» Work to complete
Retype all of the listing exactly, passing over any picture you find.

» Stored data
============
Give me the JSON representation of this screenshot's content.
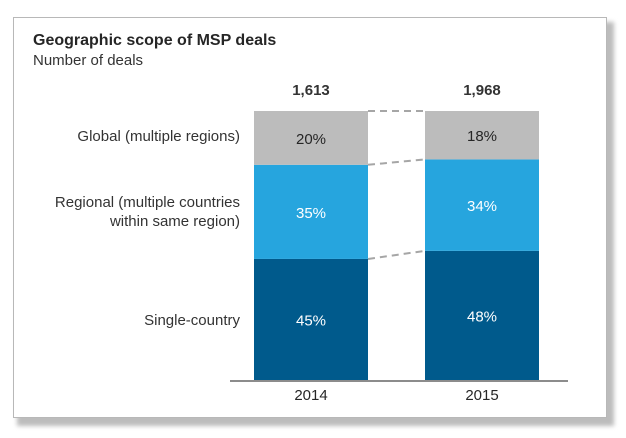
{
  "chart_data": {
    "type": "bar",
    "stacked": true,
    "title": "Geographic scope of MSP deals",
    "subtitle": "Number of deals",
    "categories": [
      "2014",
      "2015"
    ],
    "totals": [
      "1,613",
      "1,968"
    ],
    "series": [
      {
        "name": "Single-country",
        "color": "#005a8c",
        "values": [
          45,
          48
        ],
        "labels": [
          "45%",
          "48%"
        ]
      },
      {
        "name": "Regional (multiple countries within  same region)",
        "color": "#26a5de",
        "values": [
          35,
          34
        ],
        "labels": [
          "35%",
          "34%"
        ]
      },
      {
        "name": "Global (multiple regions)",
        "color": "#bcbcbc",
        "values": [
          20,
          18
        ],
        "labels": [
          "20%",
          "18%"
        ]
      }
    ],
    "ylim": [
      0,
      100
    ],
    "legend": "left",
    "connector_lines": "dashed"
  },
  "labels": {
    "global": "Global (multiple regions)",
    "regional_line1": "Regional (multiple countries",
    "regional_line2": "within  same region)",
    "single": "Single-country"
  }
}
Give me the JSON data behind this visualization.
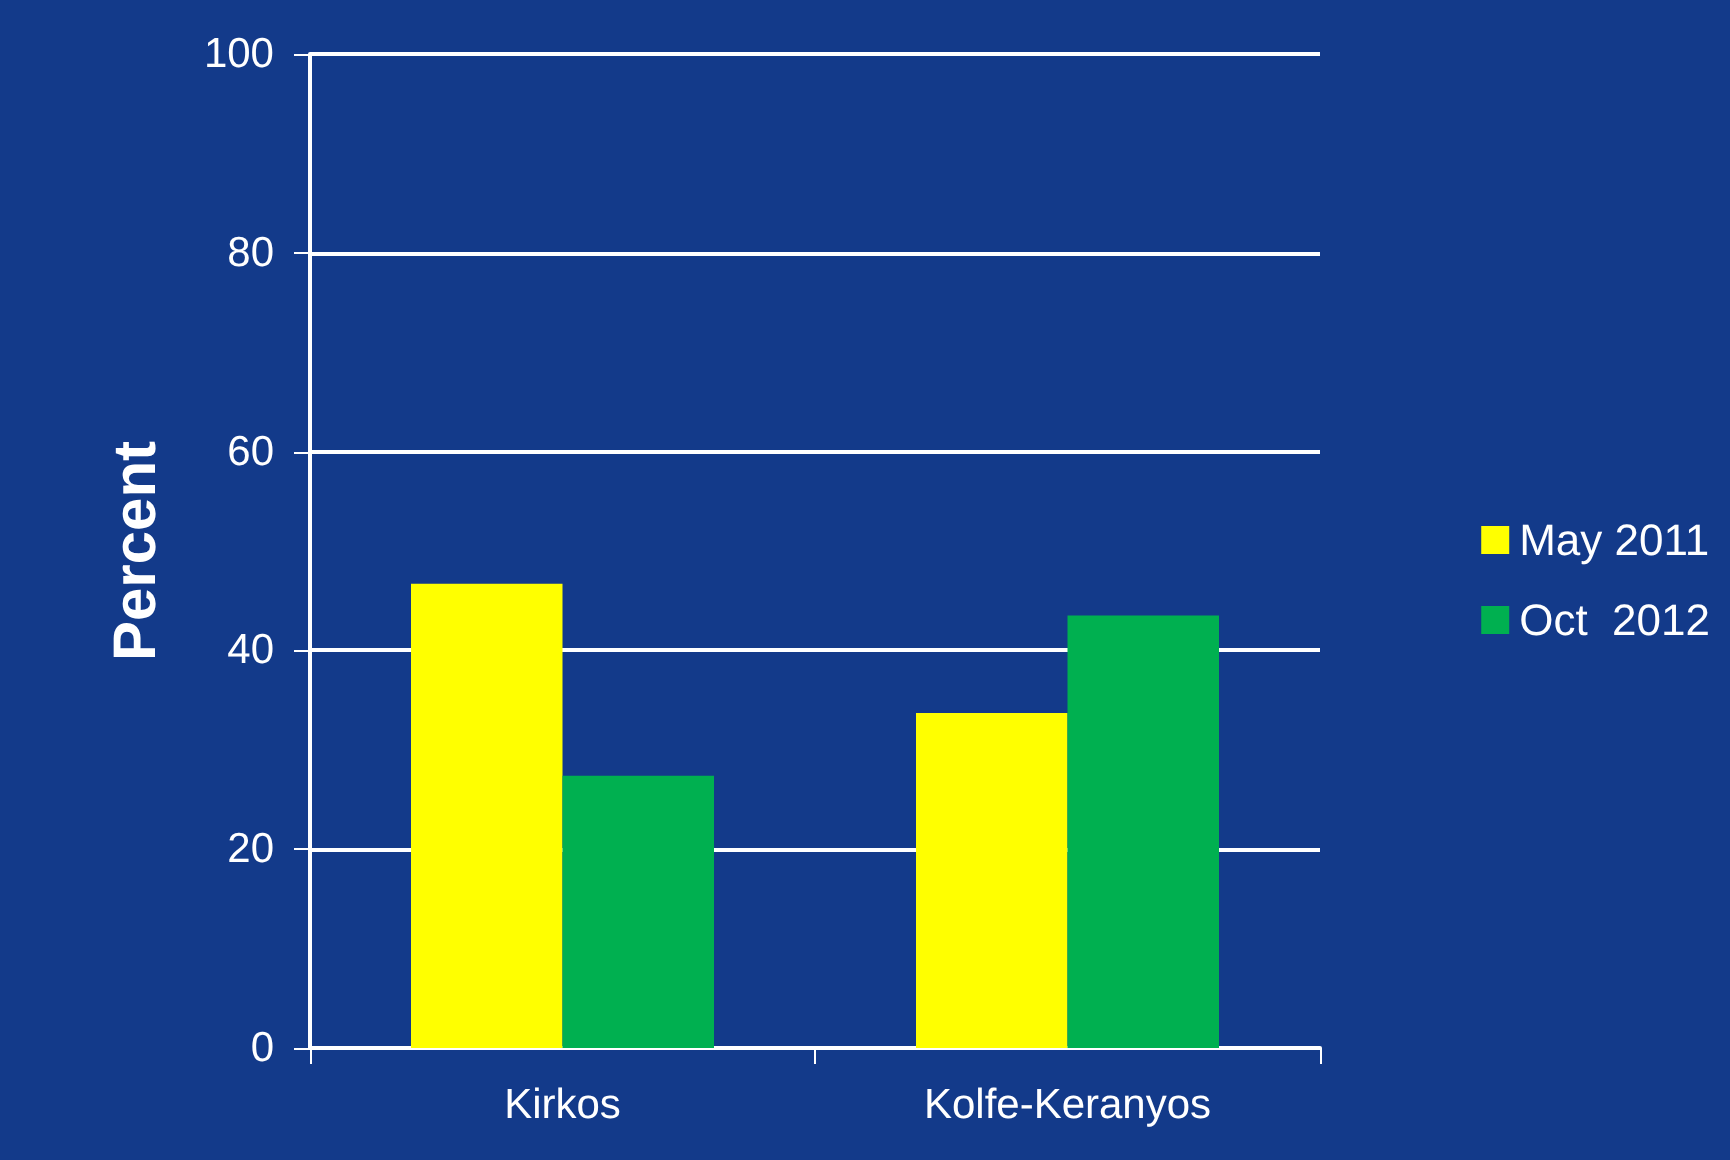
{
  "chart_data": {
    "type": "bar",
    "ylabel": "Percent",
    "categories": [
      "Kirkos",
      "Kolfe-Keranyos"
    ],
    "series": [
      {
        "name": "May 2011",
        "color": "#ffff00",
        "values": [
          46.7,
          33.7
        ]
      },
      {
        "name": "Oct  2012",
        "color": "#00b050",
        "values": [
          27.4,
          43.5
        ]
      }
    ],
    "ylim": [
      0,
      100
    ],
    "yticks": [
      0,
      20,
      40,
      60,
      80,
      100
    ],
    "grid": "y",
    "legend": "right"
  }
}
============
» Complete response
Give me the JSON representation of this screenshot's content.
{
  "chart_data": {
    "type": "bar",
    "stacked": true,
    "title": "Geographic scope of MSP deals",
    "subtitle": "Number of deals",
    "categories": [
      "2014",
      "2015"
    ],
    "totals": [
      "1,613",
      "1,968"
    ],
    "series": [
      {
        "name": "Single-country",
        "color": "#005a8c",
        "values": [
          45,
          48
        ],
        "labels": [
          "45%",
          "48%"
        ]
      },
      {
        "name": "Regional (multiple countries within  same region)",
        "color": "#26a5de",
        "values": [
          35,
          34
        ],
        "labels": [
          "35%",
          "34%"
        ]
      },
      {
        "name": "Global (multiple regions)",
        "color": "#bcbcbc",
        "values": [
          20,
          18
        ],
        "labels": [
          "20%",
          "18%"
        ]
      }
    ],
    "ylim": [
      0,
      100
    ],
    "legend": "left",
    "connector_lines": "dashed"
  },
  "labels": {
    "global": "Global (multiple regions)",
    "regional_line1": "Regional (multiple countries",
    "regional_line2": "within  same region)",
    "single": "Single-country"
  }
}
Give me the JSON data behind this visualization.
{
  "chart_data": {
    "type": "bar",
    "ylabel": "Percent",
    "categories": [
      "Kirkos",
      "Kolfe-Keranyos"
    ],
    "series": [
      {
        "name": "May 2011",
        "color": "#ffff00",
        "values": [
          46.7,
          33.7
        ]
      },
      {
        "name": "Oct  2012",
        "color": "#00b050",
        "values": [
          27.4,
          43.5
        ]
      }
    ],
    "ylim": [
      0,
      100
    ],
    "yticks": [
      0,
      20,
      40,
      60,
      80,
      100
    ],
    "grid": "y",
    "legend": "right"
  }
}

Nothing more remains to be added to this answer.